■ PROBLEM SET:
1 > Please copy the stretch of the forum thread about film school admissions from "I had my interview" through "cadencotard (Mar 27, 2014)", word for word.
2 > Continue the forum thread about film school admissions from the point where it stops.

■ EXCERPTED PASSAGE:
******
Thanks to both of you! 

GMF: I might be wrong but last year it seems as if they called some of the applicants and emailed the others. I'm not sure why they do that. 

As for my finances, both my parents make less than $15,000 a year so there's not gonna be any miracles there. But now I'm a bit confused about what this scholarship really is. Eric said "the faculty has decided to grant you $10,000" but I really don't know what that actually means. If I still have to pay more than $35,000 a year I'm definitely not gonna be able to make it. 

Anyway, I know I shouldn't be talking about that right now. Whether you get in or not I hope you'll hear from them soon because being in the dark really sucks.


----------



## Fightclub (Mar 26, 2014)

cadencotard said:


> Thanks to both of you!
> 
> GMF: I might be wrong but last year it seems as if they called some of the applicants and emailed the others. I'm not sure why they do that.
> 
> ...


 

Congrats @*cadencotard*!!!
I haven't heard anything yet. In addition I can't log in , I guess they are updating the page.


----------



## ganbare112 (Mar 26, 2014)

Just got called by Eric, I'm in as well for directing/screenwriting!


----------



## GMF (Mar 26, 2014)

cadencotard said:


> Thanks to both of you!
> 
> GMF: I might be wrong but last year it seems as if they called some of the applicants and emailed the others. I'm not sure why they do that.
> 
> ...


 
I can't say for sure, but I know from my acceptance letter from NYU the department scholarship is separate from the institutional financial aid.  If you don't get what you need, it's always worth trying to plead your case to the financial aid department. Just remember to be nice and friendly, that went a long way in helping with getting better aid package at my undergrad. 



ganbare112 said:


> Just got called by Eric, I'm in as well for directing/screenwriting!


Congrats!


----------



## Fightclub (Mar 26, 2014)

ganbare112 said:


> Just got called by Eric, I'm in as well for directing/screenwriting!


 
Congrats @*ganbare112*!!!
If you don't mind can I ask if Eric was one of your interviewers?


----------



## ganbare112 (Mar 26, 2014)

Thanks a bunch!! Yep, I interviewed with Eric and Dan.


----------



## rjames (Mar 26, 2014)

I just got the call!  I interviewed with Katherine and Hilary, but Eric was the one who called me.  Completely stunned.


----------



## Fightclub (Mar 26, 2014)

rjames said:


> I just got the call! I interviewed with Katherine and Hilary, but Eric was the one who called me. Completely stunned.


 
Congrsats @*rjames*
I remember you were worried about NYU. So it's time to celebrate with columbia admission. Are you from the US?


----------



## rjames (Mar 26, 2014)

Fightclub said:


> Congrsats @*rjames*
> I remember you were worried about NYU. So it's time to celebrate with columbia admission. Are you from the US?


 
Yes!  I live in Los Angeles.  Also was accepted at CalArts, now I have to decide between relocating or staying put.  :/


----------



## Ovsanna (Mar 27, 2014)

I had my interview with Eric and Dan on March 21th, but I haven't heard anything yet  God, I'm so nervous. They told me they liked my film and scripts, but in this case that doesn't mean anything, they can still reject me


----------



## cadencotard (Mar 27, 2014)

GMF said:


> I can't say for sure, but I know from my acceptance letter from NYU the department scholarship is separate from the institutional financial aid. If you don't get what you need, it's always worth trying to plead your case to the financial aid department. Just remember to be nice and friendly, that went a long way in helping with getting better aid package at my undergrad.
******
■ Element placement data:
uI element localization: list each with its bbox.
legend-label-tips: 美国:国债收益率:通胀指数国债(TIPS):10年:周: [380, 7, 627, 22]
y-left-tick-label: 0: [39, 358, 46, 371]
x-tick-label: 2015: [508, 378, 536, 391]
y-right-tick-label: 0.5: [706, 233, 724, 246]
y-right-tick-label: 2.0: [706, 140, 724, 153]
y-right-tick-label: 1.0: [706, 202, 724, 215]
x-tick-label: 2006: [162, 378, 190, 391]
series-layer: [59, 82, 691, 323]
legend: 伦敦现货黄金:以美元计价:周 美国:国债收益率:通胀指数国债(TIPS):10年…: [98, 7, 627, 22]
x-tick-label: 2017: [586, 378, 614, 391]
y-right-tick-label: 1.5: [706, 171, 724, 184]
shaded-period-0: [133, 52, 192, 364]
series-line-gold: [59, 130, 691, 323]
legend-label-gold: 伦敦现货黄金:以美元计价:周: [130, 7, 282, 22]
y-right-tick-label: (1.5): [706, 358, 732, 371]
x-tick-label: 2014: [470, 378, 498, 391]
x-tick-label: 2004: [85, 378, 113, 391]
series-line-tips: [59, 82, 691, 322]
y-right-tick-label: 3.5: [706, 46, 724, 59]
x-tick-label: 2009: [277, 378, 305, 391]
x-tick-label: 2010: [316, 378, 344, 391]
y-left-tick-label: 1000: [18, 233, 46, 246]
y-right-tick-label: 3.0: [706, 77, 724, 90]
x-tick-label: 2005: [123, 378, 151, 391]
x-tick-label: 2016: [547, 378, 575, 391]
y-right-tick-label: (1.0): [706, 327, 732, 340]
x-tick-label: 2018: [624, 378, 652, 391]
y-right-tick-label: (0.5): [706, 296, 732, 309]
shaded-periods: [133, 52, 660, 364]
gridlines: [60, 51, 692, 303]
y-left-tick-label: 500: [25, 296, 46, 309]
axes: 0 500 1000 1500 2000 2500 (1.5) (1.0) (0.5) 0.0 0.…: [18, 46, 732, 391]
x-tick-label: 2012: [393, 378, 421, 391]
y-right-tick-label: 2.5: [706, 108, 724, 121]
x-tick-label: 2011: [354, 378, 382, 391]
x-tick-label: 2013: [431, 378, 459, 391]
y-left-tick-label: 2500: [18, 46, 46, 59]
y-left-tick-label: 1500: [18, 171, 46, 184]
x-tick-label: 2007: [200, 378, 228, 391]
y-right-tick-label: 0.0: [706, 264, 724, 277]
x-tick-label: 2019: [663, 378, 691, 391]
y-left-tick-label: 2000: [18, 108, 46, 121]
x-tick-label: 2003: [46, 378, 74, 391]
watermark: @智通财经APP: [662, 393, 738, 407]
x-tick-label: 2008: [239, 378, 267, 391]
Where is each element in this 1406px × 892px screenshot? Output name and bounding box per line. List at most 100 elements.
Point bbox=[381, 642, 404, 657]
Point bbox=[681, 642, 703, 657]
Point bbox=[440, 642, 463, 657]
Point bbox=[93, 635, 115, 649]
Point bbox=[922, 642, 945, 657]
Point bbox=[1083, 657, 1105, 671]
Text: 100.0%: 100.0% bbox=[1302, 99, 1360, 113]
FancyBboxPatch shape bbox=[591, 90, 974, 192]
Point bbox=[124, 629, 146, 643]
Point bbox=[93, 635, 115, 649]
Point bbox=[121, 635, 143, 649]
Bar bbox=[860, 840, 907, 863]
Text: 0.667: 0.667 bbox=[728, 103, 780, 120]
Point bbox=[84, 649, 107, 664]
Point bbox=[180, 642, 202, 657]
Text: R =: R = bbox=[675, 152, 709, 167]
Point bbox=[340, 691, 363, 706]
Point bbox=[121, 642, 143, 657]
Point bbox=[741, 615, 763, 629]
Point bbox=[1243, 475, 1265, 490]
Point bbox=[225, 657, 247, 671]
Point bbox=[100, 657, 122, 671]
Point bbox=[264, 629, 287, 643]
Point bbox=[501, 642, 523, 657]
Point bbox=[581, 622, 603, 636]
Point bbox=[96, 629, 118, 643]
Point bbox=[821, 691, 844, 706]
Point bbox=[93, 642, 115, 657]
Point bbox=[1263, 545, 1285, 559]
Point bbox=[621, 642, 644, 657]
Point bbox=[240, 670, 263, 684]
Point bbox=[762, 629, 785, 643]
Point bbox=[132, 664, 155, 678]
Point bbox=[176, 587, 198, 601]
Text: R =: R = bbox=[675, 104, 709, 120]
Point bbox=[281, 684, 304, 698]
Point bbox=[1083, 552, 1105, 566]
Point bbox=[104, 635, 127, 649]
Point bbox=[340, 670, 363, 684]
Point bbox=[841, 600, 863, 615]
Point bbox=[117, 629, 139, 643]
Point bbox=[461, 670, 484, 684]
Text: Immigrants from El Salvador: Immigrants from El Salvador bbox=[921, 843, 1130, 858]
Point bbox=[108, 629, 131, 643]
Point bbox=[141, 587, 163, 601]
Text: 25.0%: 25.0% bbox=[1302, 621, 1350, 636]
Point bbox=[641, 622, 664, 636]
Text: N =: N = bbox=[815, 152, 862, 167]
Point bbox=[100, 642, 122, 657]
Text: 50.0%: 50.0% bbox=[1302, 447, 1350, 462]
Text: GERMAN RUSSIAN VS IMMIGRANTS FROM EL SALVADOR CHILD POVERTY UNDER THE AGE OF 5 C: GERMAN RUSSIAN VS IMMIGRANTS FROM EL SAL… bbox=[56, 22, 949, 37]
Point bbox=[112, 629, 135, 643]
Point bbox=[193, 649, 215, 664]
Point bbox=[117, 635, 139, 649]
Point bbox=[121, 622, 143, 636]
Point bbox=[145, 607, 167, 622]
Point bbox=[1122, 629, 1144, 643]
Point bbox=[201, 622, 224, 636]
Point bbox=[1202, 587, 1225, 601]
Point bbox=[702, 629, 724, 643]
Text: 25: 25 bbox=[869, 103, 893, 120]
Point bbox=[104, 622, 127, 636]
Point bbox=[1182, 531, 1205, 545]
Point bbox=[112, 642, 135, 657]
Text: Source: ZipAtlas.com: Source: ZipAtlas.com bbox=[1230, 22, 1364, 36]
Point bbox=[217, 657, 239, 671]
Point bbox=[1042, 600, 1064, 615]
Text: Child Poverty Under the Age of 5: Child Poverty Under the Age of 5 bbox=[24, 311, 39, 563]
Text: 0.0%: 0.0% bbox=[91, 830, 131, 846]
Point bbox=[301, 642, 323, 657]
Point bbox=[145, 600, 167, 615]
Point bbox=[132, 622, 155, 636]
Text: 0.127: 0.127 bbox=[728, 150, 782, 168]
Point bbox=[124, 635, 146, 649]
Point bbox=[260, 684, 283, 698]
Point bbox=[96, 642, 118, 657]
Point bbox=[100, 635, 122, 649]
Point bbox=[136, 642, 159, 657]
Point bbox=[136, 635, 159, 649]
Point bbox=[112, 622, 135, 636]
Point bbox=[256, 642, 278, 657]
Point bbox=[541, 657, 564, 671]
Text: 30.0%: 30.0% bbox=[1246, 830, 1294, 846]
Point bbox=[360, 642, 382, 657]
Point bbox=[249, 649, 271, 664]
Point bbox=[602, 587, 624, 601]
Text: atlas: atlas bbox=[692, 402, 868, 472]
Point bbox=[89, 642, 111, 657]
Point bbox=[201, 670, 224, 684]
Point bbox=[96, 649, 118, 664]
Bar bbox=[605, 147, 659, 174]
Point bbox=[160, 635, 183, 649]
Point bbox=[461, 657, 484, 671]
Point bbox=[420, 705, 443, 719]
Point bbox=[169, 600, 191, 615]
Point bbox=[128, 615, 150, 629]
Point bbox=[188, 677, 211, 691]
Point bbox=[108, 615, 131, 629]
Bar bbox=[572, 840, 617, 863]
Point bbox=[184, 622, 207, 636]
******
■ RESPONSES PER TASK:
1 >
I had my interview with Eric and Dan on March 21th, but I haven't heard anything yet  God, I'm so nervous. They told me they liked my film and scripts, but in this case that doesn't mean anything, they can still reject me


----------



## cadencotard (Mar 27, 2014)

2 >
> 
> 
> Congrats!


 



Well I hope you're right! I just sent an email to Eric asking him about that so we'll see how it goes. 

Ovsanna: Last year some people were called as long as one week after the first person had been accepted. So don't lose hope.


----------



## Fightclub (Mar 27, 2014)

Ovsanna said:


> I had my interview with Eric and Dan on March 21th, but I haven't heard anything yet  God, I'm so nervous. They told me they liked my film and scripts, but in this case that doesn't mean anything, they can still reject me


 
@*Ovsanna* Don't loose your hope. As just three applicants announced their admission, I guess they didn't send out all notifications. Additionally, all of them are from the US. I guess they usually send out the decisions of international applicants via Email. BTW we'll see tomorrow. I can't sleep tonight!


----------



## Ovsanna (Mar 27, 2014)

Fightclub said:


> @*Ovsanna* Don't loose your hope. As just three applicants announced their admission, I guess they didn't send out all notifications. Additionally, all of them are from the US. I guess they usually send out the decisions of international applicants via Email. BTW we'll see tomorrow. I can't sleep tonight!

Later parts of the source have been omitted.